⟨

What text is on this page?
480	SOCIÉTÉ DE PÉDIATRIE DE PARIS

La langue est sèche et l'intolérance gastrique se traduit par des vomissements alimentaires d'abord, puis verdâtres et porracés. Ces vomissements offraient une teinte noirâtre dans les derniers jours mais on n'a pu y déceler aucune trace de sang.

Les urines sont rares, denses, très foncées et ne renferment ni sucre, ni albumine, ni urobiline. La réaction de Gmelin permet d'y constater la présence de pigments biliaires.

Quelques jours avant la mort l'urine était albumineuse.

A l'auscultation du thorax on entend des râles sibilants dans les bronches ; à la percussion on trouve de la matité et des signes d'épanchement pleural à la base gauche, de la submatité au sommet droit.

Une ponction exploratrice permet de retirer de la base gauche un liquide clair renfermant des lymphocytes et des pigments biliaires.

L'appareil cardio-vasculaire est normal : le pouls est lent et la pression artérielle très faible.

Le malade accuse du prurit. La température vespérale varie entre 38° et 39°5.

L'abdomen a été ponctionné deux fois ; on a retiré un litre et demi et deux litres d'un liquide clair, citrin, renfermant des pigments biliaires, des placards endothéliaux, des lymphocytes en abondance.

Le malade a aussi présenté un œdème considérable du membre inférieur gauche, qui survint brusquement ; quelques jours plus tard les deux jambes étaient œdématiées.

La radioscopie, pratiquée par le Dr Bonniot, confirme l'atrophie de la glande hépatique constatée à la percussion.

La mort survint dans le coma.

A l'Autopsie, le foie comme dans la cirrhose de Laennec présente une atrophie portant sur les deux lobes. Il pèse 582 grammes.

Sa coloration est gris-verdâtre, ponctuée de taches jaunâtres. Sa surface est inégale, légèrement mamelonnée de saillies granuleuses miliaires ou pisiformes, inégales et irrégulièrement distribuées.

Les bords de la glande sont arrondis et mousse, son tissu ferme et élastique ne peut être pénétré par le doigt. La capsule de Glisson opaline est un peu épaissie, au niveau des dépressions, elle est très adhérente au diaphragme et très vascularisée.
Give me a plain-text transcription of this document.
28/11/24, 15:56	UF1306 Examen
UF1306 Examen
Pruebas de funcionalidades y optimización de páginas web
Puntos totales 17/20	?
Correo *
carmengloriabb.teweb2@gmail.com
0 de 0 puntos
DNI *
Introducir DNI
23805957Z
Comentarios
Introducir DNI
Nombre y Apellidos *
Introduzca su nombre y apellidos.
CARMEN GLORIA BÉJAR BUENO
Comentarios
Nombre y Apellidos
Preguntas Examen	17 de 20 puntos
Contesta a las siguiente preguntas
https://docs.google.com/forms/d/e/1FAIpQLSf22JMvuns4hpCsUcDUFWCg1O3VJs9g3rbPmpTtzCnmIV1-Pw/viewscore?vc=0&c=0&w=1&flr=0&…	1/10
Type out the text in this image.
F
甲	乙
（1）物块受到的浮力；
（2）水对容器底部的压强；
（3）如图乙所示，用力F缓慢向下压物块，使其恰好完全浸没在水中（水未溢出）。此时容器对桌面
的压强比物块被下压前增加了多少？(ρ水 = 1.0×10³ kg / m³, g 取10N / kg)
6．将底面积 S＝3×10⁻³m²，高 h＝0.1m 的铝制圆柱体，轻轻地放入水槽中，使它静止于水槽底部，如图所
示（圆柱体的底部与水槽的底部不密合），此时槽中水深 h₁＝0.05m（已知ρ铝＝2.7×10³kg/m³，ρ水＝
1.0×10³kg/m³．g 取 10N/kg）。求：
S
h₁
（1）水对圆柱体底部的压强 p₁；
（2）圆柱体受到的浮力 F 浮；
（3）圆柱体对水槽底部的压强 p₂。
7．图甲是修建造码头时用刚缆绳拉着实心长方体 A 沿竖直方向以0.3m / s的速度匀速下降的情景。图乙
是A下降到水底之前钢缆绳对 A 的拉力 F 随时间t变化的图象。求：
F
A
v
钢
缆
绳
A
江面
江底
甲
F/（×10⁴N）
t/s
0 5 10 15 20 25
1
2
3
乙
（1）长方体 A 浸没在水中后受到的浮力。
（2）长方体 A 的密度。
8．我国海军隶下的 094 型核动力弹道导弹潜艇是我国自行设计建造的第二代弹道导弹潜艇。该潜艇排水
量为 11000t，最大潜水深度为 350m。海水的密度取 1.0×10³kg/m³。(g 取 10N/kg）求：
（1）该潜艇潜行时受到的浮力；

⟩

*REQUIREMENT*.
Search the lines above for the string "jours" and copy each line that has it.

*SOLUTION FOR THIS TASK*.
La langue est sèche et l'intolérance gastrique se traduit par des vomissements alimentaires d'abord, puis verdâtres et porracés. Ces vomissements offraient une teinte noirâtre dans les derniers jours mais on n'a pu y déceler aucune trace de sang.
Quelques jours avant la mort l'urine était albumineuse.
Le malade a aussi présenté un œdème considérable du membre inférieur gauche, qui survint brusquement ; quelques jours plus tard les deux jambes étaient œdématiées.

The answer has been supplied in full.